[Source records]
:::::

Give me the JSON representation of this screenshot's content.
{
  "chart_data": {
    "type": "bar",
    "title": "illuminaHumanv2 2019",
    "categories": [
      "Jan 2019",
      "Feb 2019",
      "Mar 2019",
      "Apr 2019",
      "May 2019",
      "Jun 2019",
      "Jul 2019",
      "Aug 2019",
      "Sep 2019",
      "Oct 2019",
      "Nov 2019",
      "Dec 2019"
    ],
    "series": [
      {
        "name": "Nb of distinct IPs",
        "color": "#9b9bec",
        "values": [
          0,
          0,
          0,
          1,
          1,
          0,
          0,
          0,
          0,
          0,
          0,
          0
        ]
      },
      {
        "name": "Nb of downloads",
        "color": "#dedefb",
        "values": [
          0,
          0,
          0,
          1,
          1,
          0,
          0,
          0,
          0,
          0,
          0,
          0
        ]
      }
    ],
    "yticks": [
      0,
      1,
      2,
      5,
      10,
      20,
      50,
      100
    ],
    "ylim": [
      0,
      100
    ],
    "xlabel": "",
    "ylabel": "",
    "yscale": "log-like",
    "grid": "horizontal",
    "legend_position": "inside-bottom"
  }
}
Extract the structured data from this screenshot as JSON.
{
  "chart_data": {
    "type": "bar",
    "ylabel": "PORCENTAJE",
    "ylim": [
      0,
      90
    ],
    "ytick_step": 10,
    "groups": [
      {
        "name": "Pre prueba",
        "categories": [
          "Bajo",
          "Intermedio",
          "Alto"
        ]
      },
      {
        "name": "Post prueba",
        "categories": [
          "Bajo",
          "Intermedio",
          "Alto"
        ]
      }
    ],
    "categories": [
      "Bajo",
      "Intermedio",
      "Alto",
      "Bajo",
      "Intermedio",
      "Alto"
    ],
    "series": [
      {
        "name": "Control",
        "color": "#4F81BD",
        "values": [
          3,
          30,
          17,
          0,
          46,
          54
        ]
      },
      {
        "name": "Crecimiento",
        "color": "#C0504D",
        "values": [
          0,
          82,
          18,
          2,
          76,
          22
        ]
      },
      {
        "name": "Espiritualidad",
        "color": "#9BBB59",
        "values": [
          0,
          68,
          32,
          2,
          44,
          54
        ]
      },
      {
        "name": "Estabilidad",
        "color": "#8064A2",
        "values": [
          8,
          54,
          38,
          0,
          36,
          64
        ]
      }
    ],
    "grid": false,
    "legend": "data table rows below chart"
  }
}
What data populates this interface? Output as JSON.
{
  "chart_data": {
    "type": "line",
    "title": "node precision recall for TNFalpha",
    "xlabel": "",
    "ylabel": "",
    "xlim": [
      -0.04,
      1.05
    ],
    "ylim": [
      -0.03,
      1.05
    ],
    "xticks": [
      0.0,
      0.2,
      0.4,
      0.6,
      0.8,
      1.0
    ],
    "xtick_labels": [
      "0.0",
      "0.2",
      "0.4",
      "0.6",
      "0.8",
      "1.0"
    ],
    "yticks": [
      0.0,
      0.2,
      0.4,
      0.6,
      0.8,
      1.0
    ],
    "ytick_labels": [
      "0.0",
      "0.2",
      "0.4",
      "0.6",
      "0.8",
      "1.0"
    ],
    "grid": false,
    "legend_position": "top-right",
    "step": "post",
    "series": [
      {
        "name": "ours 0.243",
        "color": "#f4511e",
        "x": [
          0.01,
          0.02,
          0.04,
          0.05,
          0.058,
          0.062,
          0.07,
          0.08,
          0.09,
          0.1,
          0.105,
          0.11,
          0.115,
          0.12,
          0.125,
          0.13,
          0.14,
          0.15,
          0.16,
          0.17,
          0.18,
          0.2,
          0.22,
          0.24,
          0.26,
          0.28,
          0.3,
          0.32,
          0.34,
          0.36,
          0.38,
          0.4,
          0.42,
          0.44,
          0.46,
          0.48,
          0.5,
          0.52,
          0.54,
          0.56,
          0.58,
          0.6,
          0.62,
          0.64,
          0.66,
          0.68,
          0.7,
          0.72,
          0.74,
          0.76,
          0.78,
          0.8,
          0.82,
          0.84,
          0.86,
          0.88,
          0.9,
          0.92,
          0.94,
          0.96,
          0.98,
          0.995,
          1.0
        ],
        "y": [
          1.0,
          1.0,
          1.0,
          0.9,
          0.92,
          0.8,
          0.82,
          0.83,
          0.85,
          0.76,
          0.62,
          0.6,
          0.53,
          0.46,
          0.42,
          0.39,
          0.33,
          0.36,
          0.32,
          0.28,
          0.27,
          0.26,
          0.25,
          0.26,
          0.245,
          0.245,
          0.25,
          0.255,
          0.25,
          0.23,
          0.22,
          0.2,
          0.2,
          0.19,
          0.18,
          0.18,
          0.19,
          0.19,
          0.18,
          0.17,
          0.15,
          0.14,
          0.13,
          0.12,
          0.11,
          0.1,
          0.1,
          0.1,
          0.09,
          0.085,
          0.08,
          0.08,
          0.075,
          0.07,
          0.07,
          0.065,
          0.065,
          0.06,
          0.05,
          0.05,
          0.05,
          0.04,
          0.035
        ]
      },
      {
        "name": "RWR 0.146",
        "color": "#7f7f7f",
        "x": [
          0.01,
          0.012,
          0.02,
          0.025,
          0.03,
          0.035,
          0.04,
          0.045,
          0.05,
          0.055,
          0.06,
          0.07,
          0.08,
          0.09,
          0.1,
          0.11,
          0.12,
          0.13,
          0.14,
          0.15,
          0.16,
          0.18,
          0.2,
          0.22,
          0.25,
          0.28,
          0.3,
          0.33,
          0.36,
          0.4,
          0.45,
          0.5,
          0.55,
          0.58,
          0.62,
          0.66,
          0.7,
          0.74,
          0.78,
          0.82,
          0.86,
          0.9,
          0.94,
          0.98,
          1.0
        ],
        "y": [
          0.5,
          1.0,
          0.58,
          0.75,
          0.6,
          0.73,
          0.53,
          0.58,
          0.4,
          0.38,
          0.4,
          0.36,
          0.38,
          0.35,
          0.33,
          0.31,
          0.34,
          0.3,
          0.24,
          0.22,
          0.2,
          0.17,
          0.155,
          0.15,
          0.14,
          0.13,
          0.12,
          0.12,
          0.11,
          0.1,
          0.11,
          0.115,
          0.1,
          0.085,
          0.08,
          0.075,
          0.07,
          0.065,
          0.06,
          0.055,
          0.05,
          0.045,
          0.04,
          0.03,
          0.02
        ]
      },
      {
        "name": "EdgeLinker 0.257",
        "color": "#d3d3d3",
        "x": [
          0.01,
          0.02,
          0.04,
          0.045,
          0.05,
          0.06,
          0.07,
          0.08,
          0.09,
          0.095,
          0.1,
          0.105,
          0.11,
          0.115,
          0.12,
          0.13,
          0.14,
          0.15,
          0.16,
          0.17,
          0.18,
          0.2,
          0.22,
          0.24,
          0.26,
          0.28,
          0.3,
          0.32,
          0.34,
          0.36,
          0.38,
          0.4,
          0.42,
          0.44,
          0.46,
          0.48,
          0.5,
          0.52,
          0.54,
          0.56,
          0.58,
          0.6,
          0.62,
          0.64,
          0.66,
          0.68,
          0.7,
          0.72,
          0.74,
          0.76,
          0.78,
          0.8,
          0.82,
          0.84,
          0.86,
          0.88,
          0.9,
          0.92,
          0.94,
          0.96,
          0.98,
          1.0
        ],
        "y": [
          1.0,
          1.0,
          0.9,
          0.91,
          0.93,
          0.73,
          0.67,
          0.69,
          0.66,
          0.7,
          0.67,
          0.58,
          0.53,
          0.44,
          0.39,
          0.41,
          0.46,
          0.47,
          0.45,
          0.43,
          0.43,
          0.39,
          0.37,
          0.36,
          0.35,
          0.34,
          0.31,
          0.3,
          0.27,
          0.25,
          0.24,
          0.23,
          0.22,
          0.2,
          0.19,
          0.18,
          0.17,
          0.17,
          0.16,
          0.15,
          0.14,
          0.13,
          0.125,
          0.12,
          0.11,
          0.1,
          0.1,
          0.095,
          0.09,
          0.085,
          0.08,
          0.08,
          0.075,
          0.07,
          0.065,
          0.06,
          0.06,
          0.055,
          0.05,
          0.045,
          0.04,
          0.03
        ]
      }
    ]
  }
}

:::::

• SET PROBLEM
Go through the entries above and count the lines containing the word "name"; give only that count.

• OUTPUT OF THE EXERCISE
11